— START OF Records for the exercise —
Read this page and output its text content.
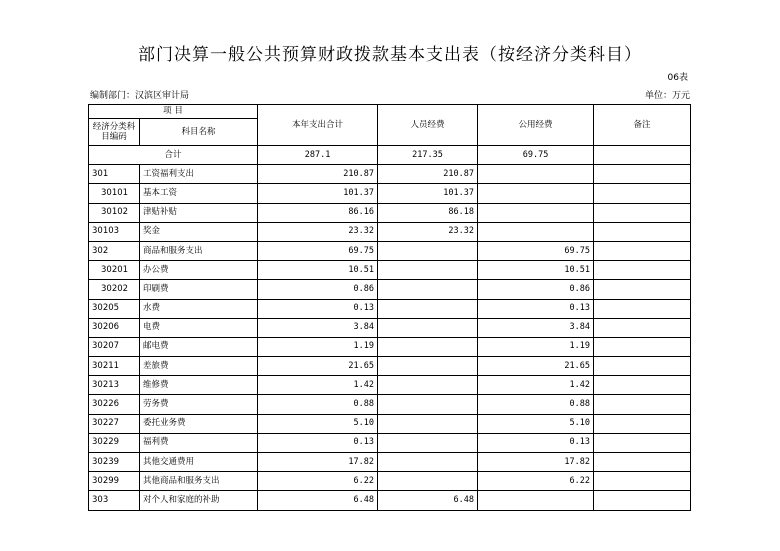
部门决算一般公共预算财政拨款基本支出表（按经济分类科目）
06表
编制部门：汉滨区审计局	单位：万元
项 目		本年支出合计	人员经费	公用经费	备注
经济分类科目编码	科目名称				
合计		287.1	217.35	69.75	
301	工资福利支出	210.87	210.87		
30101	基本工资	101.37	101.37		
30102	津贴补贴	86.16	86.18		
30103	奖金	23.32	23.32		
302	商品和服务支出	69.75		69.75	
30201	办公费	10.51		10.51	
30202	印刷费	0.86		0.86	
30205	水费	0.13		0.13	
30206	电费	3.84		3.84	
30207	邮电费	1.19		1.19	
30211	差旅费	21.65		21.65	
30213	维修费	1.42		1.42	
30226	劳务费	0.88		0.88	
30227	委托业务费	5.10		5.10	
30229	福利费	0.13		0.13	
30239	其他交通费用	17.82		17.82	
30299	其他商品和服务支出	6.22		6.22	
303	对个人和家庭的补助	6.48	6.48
— END OF Records for the exercise —
> _What you need to do_
Please transcribe the material above exactly as written. Leave the pictures out.

> _Correct result_
Read this page and output its text content.
部门决算一般公共预算财政拨款基本支出表（按经济分类科目）
06表
编制部门：汉滨区审计局	单位：万元
项 目		本年支出合计	人员经费	公用经费	备注
经济分类科目编码	科目名称				
合计		287.1	217.35	69.75	
301	工资福利支出	210.87	210.87		
30101	基本工资	101.37	101.37		
30102	津贴补贴	86.16	86.18		
30103	奖金	23.32	23.32		
302	商品和服务支出	69.75		69.75	
30201	办公费	10.51		10.51	
30202	印刷费	0.86		0.86	
30205	水费	0.13		0.13	
30206	电费	3.84		3.84	
30207	邮电费	1.19		1.19	
30211	差旅费	21.65		21.65	
30213	维修费	1.42		1.42	
30226	劳务费	0.88		0.88	
30227	委托业务费	5.10		5.10	
30229	福利费	0.13		0.13	
30239	其他交通费用	17.82		17.82	
30299	其他商品和服务支出	6.22		6.22	
303	对个人和家庭的补助	6.48	6.48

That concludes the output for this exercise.